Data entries
····················

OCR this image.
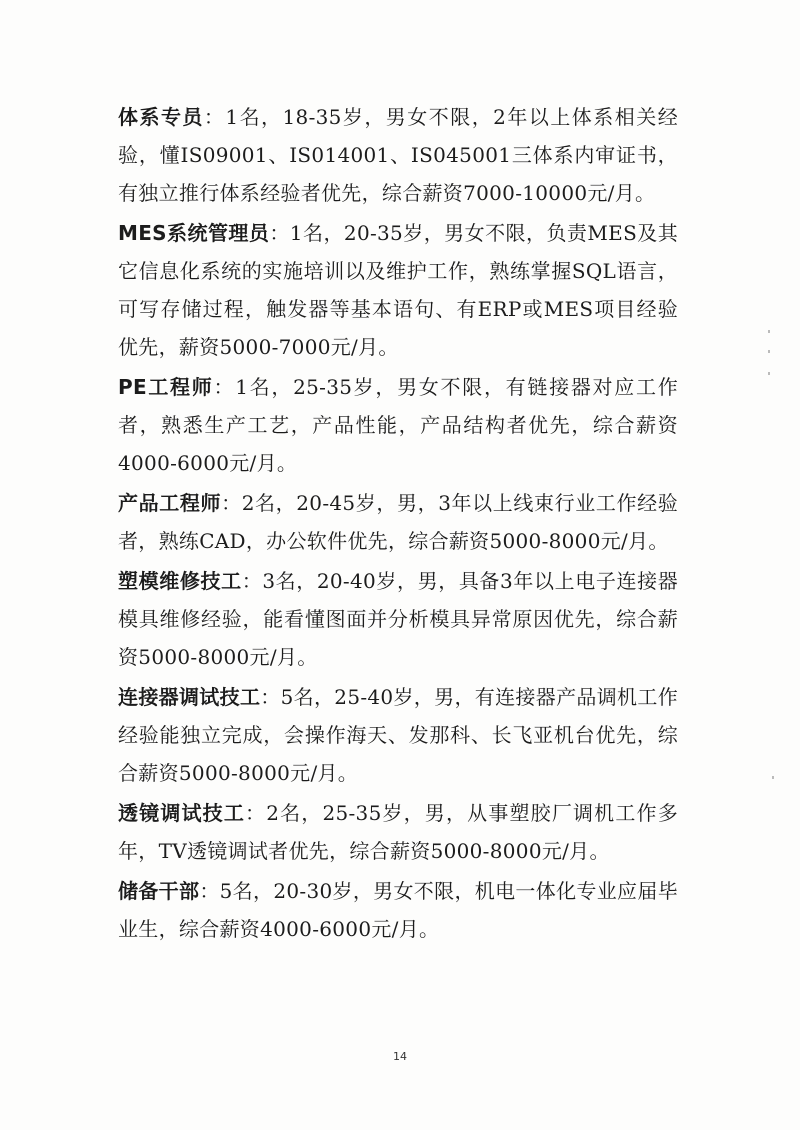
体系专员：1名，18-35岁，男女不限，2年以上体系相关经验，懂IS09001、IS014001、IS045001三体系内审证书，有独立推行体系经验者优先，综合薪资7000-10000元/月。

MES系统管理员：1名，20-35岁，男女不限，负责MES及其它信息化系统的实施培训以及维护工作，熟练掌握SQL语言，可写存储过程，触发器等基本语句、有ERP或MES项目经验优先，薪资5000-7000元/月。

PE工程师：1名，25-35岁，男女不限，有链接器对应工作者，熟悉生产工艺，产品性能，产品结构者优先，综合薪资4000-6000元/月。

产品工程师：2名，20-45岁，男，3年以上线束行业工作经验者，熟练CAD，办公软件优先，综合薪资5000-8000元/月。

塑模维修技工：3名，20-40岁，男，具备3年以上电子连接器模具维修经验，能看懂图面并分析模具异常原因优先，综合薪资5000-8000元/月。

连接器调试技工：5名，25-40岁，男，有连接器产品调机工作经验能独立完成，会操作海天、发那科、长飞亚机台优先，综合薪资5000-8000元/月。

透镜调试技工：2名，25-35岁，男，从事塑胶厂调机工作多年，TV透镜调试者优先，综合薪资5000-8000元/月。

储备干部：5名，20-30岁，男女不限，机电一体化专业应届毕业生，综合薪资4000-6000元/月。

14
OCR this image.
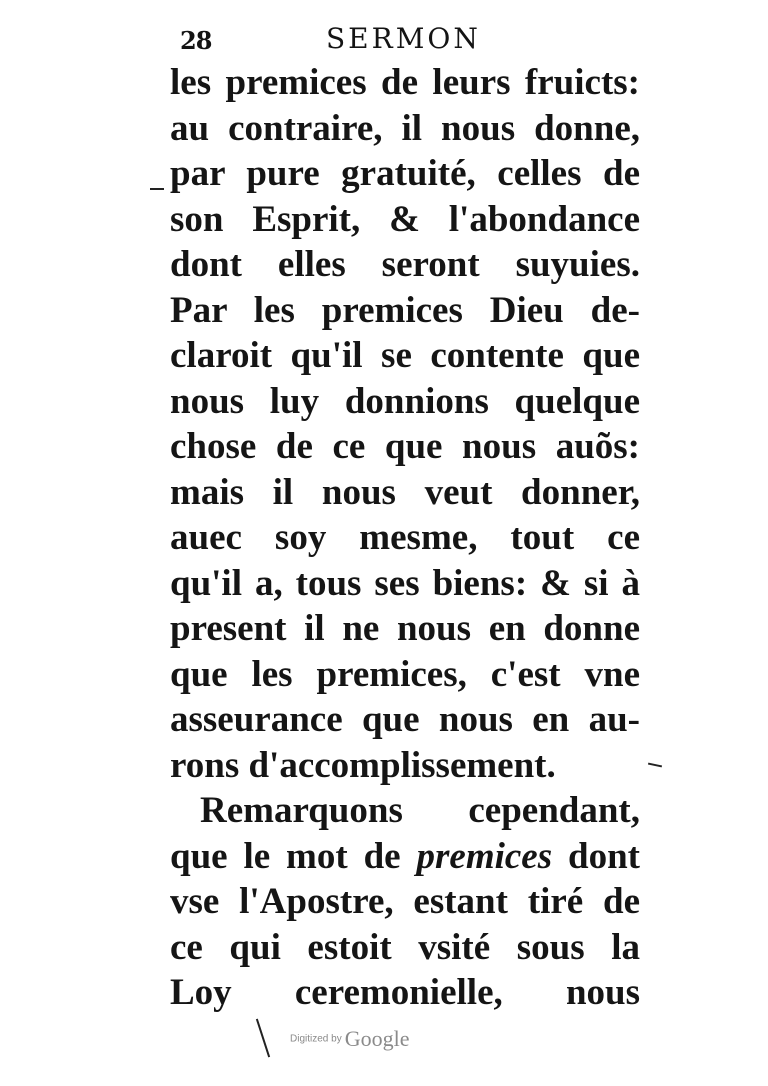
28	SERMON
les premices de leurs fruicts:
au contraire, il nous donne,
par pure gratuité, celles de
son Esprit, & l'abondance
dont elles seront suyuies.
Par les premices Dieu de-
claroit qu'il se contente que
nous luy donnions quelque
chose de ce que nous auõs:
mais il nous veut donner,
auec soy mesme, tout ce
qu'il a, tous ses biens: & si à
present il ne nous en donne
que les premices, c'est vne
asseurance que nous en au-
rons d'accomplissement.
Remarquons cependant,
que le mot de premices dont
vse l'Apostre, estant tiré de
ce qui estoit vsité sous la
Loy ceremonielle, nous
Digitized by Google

····················

- Exercise instructions -
Omit every image. Quote each record exactly.

- Solution below -
OCR this image.
体系专员：1名，18-35岁，男女不限，2年以上体系相关经验，懂IS09001、IS014001、IS045001三体系内审证书，有独立推行体系经验者优先，综合薪资7000-10000元/月。

MES系统管理员：1名，20-35岁，男女不限，负责MES及其它信息化系统的实施培训以及维护工作，熟练掌握SQL语言，可写存储过程，触发器等基本语句、有ERP或MES项目经验优先，薪资5000-7000元/月。

PE工程师：1名，25-35岁，男女不限，有链接器对应工作者，熟悉生产工艺，产品性能，产品结构者优先，综合薪资4000-6000元/月。

产品工程师：2名，20-45岁，男，3年以上线束行业工作经验者，熟练CAD，办公软件优先，综合薪资5000-8000元/月。

塑模维修技工：3名，20-40岁，男，具备3年以上电子连接器模具维修经验，能看懂图面并分析模具异常原因优先，综合薪资5000-8000元/月。

连接器调试技工：5名，25-40岁，男，有连接器产品调机工作经验能独立完成，会操作海天、发那科、长飞亚机台优先，综合薪资5000-8000元/月。

透镜调试技工：2名，25-35岁，男，从事塑胶厂调机工作多年，TV透镜调试者优先，综合薪资5000-8000元/月。

储备干部：5名，20-30岁，男女不限，机电一体化专业应届毕业生，综合薪资4000-6000元/月。

14
OCR this image.
28	SERMON
les premices de leurs fruicts:
au contraire, il nous donne,
par pure gratuité, celles de
son Esprit, & l'abondance
dont elles seront suyuies.
Par les premices Dieu de-
claroit qu'il se contente que
nous luy donnions quelque
chose de ce que nous auõs:
mais il nous veut donner,
auec soy mesme, tout ce
qu'il a, tous ses biens: & si à
present il ne nous en donne
que les premices, c'est vne
asseurance que nous en au-
rons d'accomplissement.
Remarquons cependant,
que le mot de premices dont
vse l'Apostre, estant tiré de
ce qui estoit vsité sous la
Loy ceremonielle, nous
Digitized by Google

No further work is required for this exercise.